[Begin Supplied information]
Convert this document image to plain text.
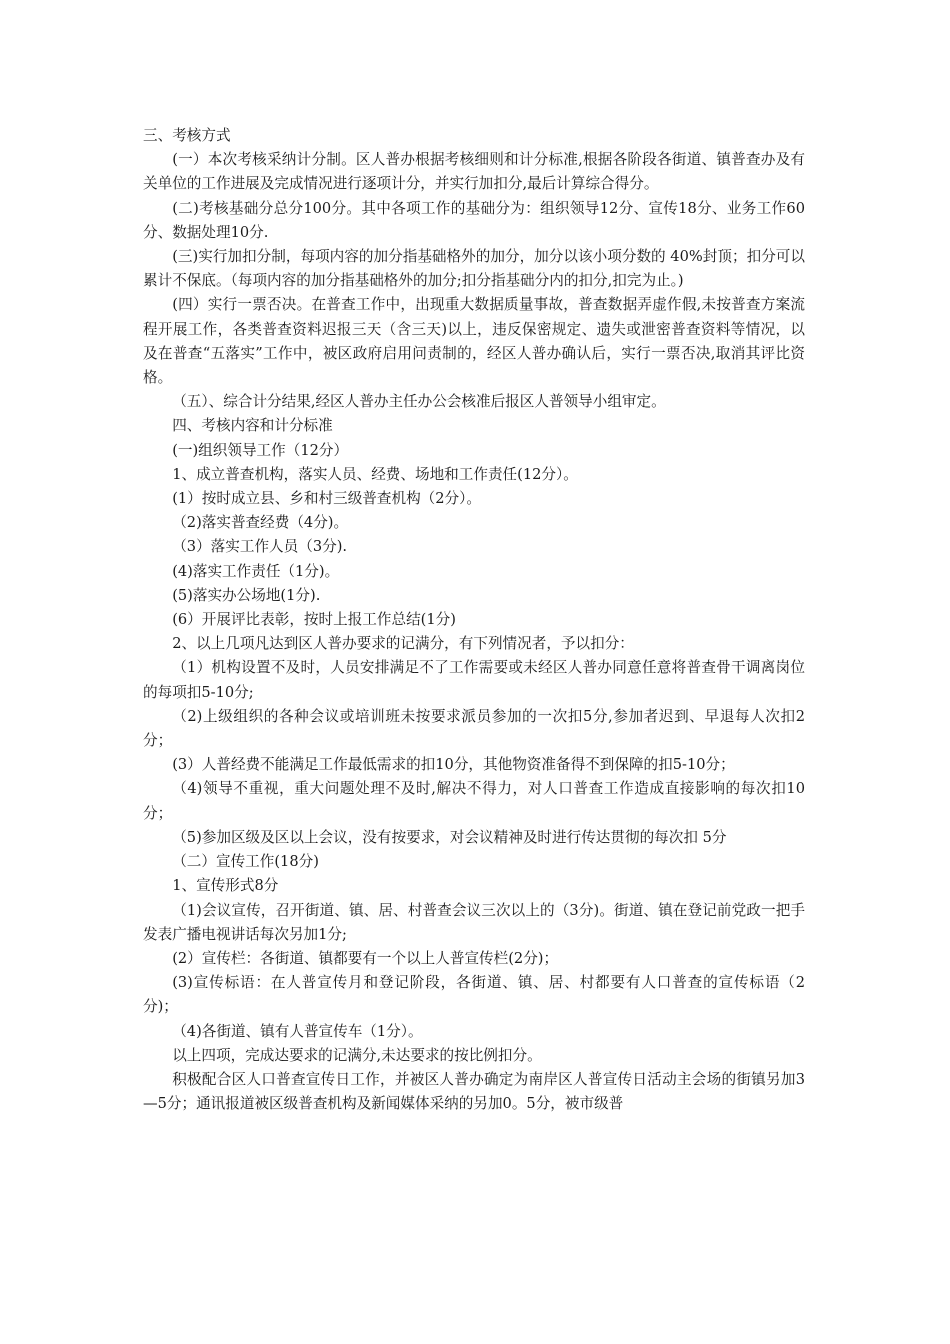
三、考核方式

(一）本次考核采纳计分制。区人普办根据考核细则和计分标准,根据各阶段各街道、镇普查办及有关单位的工作进展及完成情况进行逐项计分，并实行加扣分,最后计算综合得分。

(二)考核基础分总分100分。其中各项工作的基础分为：组织领导12分、宣传18分、业务工作60分、数据处理10分.

(三)实行加扣分制，每项内容的加分指基础格外的加分，加分以该小项分数的 40%封顶；扣分可以累计不保底。（每项内容的加分指基础格外的加分;扣分指基础分内的扣分,扣完为止。)

(四）实行一票否决。在普查工作中，出现重大数据质量事故，普查数据弄虚作假,未按普查方案流程开展工作，各类普查资料迟报三天（含三天)以上，违反保密规定、遗失或泄密普查资料等情况，以及在普查“五落实”工作中，被区政府启用问责制的，经区人普办确认后，实行一票否决,取消其评比资格。

（五）、综合计分结果,经区人普办主任办公会核准后报区人普领导小组审定。

四、考核内容和计分标准

(一)组织领导工作（12分）

1、成立普查机构，落实人员、经费、场地和工作责任(12分）。

(1）按时成立县、乡和村三级普查机构（2分）。

（2)落实普查经费（4分)。

（3）落实工作人员（3分).

(4)落实工作责任（1分)。

(5)落实办公场地(1分).

(6）开展评比表彰，按时上报工作总结(1分)

2、以上几项凡达到区人普办要求的记满分，有下列情况者，予以扣分：

（1）机构设置不及时，人员安排满足不了工作需要或未经区人普办同意任意将普查骨干调离岗位的每项扣5-10分;

（2)上级组织的各种会议或培训班未按要求派员参加的一次扣5分,参加者迟到、早退每人次扣2分；

(3）人普经费不能满足工作最低需求的扣10分，其他物资准备得不到保障的扣5-10分；

（4)领导不重视，重大问题处理不及时,解决不得力，对人口普查工作造成直接影响的每次扣10分；

（5)参加区级及区以上会议，没有按要求，对会议精神及时进行传达贯彻的每次扣 5分

（二）宣传工作(18分)

1、宣传形式8分

（1)会议宣传，召开街道、镇、居、村普查会议三次以上的（3分)。街道、镇在登记前党政一把手发表广播电视讲话每次另加1分;

(2）宣传栏：各街道、镇都要有一个以上人普宣传栏(2分)；

(3)宣传标语：在人普宣传月和登记阶段，各街道、镇、居、村都要有人口普查的宣传标语（2分)；

（4)各街道、镇有人普宣传车（1分）。

以上四项，完成达要求的记满分,未达要求的按比例扣分。

积极配合区人口普查宣传日工作，并被区人普办确定为南岸区人普宣传日活动主会场的街镇另加3—5分；通讯报道被区级普查机构及新闻媒体采纳的另加0。5分，被市级普
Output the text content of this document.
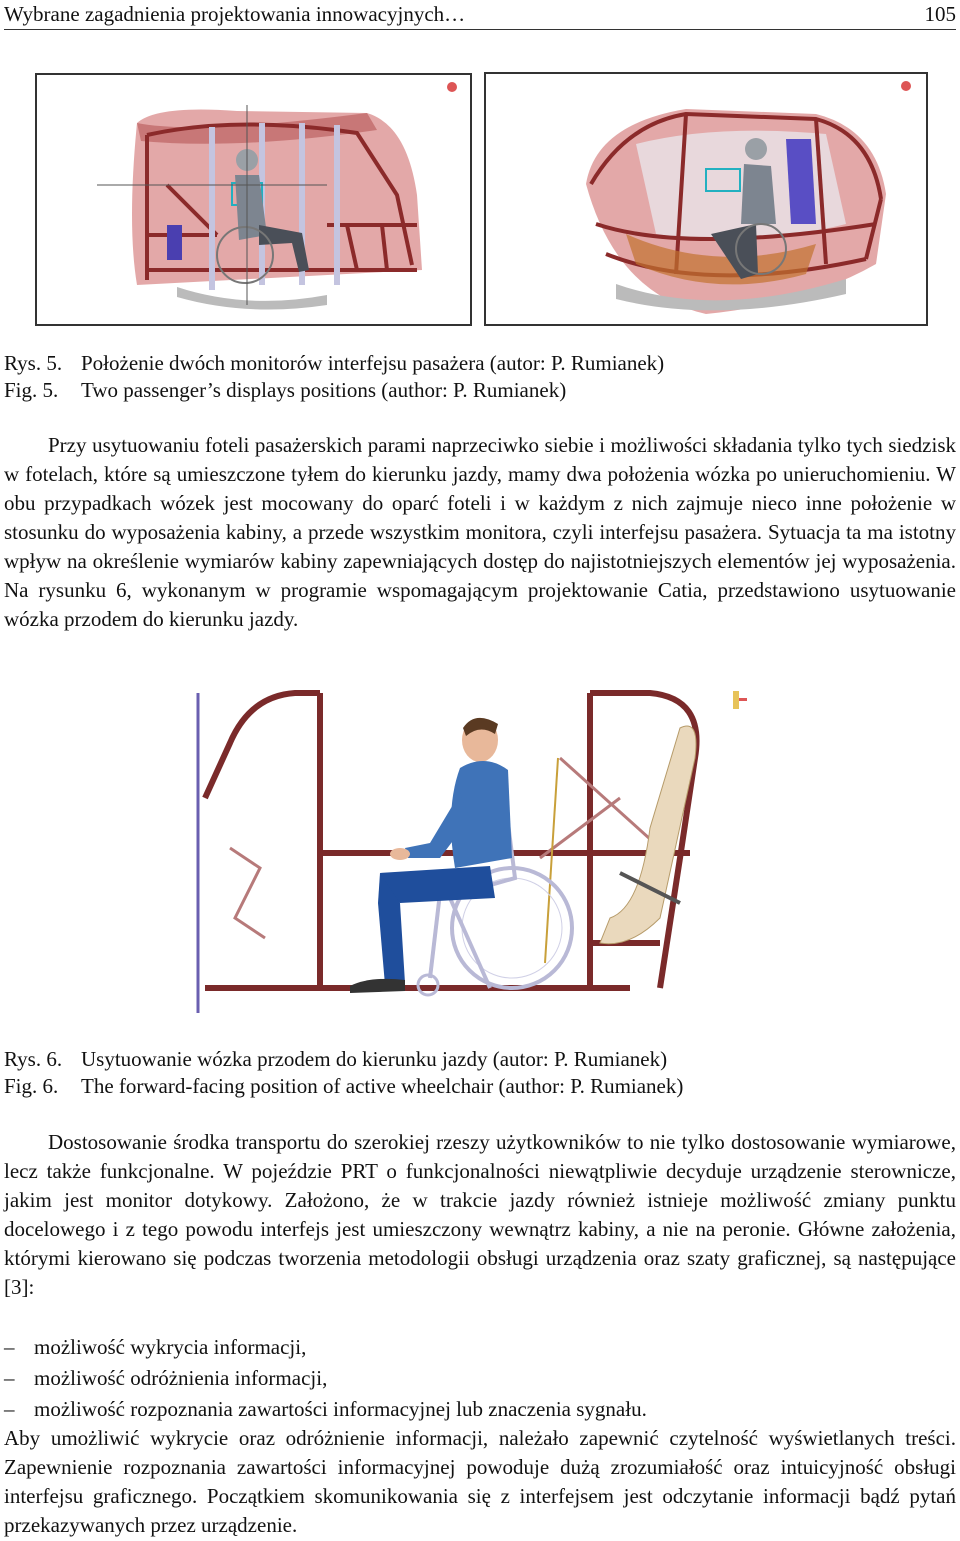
Wybrane zagadnienia projektowania innowacyjnych…	105
Rys. 5. Położenie dwóch monitorów interfejsu pasażera (autor: P. Rumianek)
Fig. 5. Two passenger’s displays positions (author: P. Rumianek)

Przy usytuowaniu foteli pasażerskich parami naprzeciwko siebie i możliwości składania tylko tych siedzisk w fotelach, które są umieszczone tyłem do kierunku jazdy, mamy dwa położenia wózka po unieruchomieniu. W obu przypadkach wózek jest mocowany do oparć foteli i w każdym z nich zajmuje nieco inne położenie w stosunku do wyposażenia kabiny, a przede wszystkim monitora, czyli interfejsu pasażera. Sytuacja ta ma istotny wpływ na określenie wymiarów kabiny zapewniających dostęp do najistotniejszych elementów jej wyposażenia. Na rysunku 6, wykonanym w programie wspomagającym projektowanie Catia, przedstawiono usytuowanie wózka przodem do kierunku jazdy.

Rys. 6. Usytuowanie wózka przodem do kierunku jazdy (autor: P. Rumianek)
Fig. 6. The forward-facing position of active wheelchair (author: P. Rumianek)

Dostosowanie środka transportu do szerokiej rzeszy użytkowników to nie tylko dostosowanie wymiarowe, lecz także funkcjonalne. W pojeździe PRT o funkcjonalności niewątpliwie decyduje urządzenie sterownicze, jakim jest monitor dotykowy. Założono, że w trakcie jazdy również istnieje możliwość zmiany punktu docelowego i z tego powodu interfejs jest umieszczony wewnątrz kabiny, a nie na peronie. Główne założenia, którymi kierowano się podczas tworzenia metodologii obsługi urządzenia oraz szaty graficznej, są następujące [3]:

– możliwość wykrycia informacji,
– możliwość odróżnienia informacji,
– możliwość rozpoznania zawartości informacyjnej lub znaczenia sygnału.

Aby umożliwić wykrycie oraz odróżnienie informacji, należało zapewnić czytelność wyświetlanych treści. Zapewnienie rozpoznania zawartości informacyjnej powoduje dużą zrozumiałość oraz intuicyjność obsługi interfejsu graficznego. Początkiem skomunikowania się z interfejsem jest odczytanie informacji bądź pytań przekazywanych przez urządzenie.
[End Supplied information]
Written instruction >> Report how many lines of the preceding records include "informacji". Output the number only.

Task result >> 3